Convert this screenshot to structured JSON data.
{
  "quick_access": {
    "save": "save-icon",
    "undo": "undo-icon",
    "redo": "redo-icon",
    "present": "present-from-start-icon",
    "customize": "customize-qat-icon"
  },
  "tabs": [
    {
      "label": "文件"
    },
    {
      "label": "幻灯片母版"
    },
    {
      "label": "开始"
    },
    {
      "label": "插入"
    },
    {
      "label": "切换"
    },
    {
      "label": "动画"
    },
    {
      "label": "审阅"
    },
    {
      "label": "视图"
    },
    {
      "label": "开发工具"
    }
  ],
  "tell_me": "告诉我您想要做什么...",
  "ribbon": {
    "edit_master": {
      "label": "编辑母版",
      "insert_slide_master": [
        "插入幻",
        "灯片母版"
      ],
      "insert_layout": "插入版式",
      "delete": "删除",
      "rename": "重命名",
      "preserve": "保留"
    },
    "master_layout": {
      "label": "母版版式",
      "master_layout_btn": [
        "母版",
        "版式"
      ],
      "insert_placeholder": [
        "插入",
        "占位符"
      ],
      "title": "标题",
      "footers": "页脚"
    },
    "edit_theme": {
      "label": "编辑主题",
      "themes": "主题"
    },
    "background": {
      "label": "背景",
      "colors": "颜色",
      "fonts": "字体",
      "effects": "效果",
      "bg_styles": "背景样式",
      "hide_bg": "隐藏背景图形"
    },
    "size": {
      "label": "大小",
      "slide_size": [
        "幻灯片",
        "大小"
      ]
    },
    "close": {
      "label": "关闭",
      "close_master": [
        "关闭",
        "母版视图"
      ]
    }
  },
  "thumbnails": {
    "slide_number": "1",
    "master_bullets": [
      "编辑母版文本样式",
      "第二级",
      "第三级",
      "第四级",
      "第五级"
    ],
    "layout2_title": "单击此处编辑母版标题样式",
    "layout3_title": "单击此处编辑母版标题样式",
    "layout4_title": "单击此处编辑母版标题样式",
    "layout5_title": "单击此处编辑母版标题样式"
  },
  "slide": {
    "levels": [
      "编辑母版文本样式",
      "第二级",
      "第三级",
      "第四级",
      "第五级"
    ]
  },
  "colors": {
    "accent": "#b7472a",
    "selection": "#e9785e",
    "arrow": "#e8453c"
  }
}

----------------

● **Task goal**
Reproduce the complete data exactly as presented above.

● **Final result**
Convert this screenshot to structured JSON data.
{
  "quick_access": {
    "save": "save-icon",
    "undo": "undo-icon",
    "redo": "redo-icon",
    "present": "present-from-start-icon",
    "customize": "customize-qat-icon"
  },
  "tabs": [
    {
      "label": "文件"
    },
    {
      "label": "幻灯片母版"
    },
    {
      "label": "开始"
    },
    {
      "label": "插入"
    },
    {
      "label": "切换"
    },
    {
      "label": "动画"
    },
    {
      "label": "审阅"
    },
    {
      "label": "视图"
    },
    {
      "label": "开发工具"
    }
  ],
  "tell_me": "告诉我您想要做什么...",
  "ribbon": {
    "edit_master": {
      "label": "编辑母版",
      "insert_slide_master": [
        "插入幻",
        "灯片母版"
      ],
      "insert_layout": "插入版式",
      "delete": "删除",
      "rename": "重命名",
      "preserve": "保留"
    },
    "master_layout": {
      "label": "母版版式",
      "master_layout_btn": [
        "母版",
        "版式"
      ],
      "insert_placeholder": [
        "插入",
        "占位符"
      ],
      "title": "标题",
      "footers": "页脚"
    },
    "edit_theme": {
      "label": "编辑主题",
      "themes": "主题"
    },
    "background": {
      "label": "背景",
      "colors": "颜色",
      "fonts": "字体",
      "effects": "效果",
      "bg_styles": "背景样式",
      "hide_bg": "隐藏背景图形"
    },
    "size": {
      "label": "大小",
      "slide_size": [
        "幻灯片",
        "大小"
      ]
    },
    "close": {
      "label": "关闭",
      "close_master": [
        "关闭",
        "母版视图"
      ]
    }
  },
  "thumbnails": {
    "slide_number": "1",
    "master_bullets": [
      "编辑母版文本样式",
      "第二级",
      "第三级",
      "第四级",
      "第五级"
    ],
    "layout2_title": "单击此处编辑母版标题样式",
    "layout3_title": "单击此处编辑母版标题样式",
    "layout4_title": "单击此处编辑母版标题样式",
    "layout5_title": "单击此处编辑母版标题样式"
  },
  "slide": {
    "levels": [
      "编辑母版文本样式",
      "第二级",
      "第三级",
      "第四级",
      "第五级"
    ]
  },
  "colors": {
    "accent": "#b7472a",
    "selection": "#e9785e",
    "arrow": "#e8453c"
  }
}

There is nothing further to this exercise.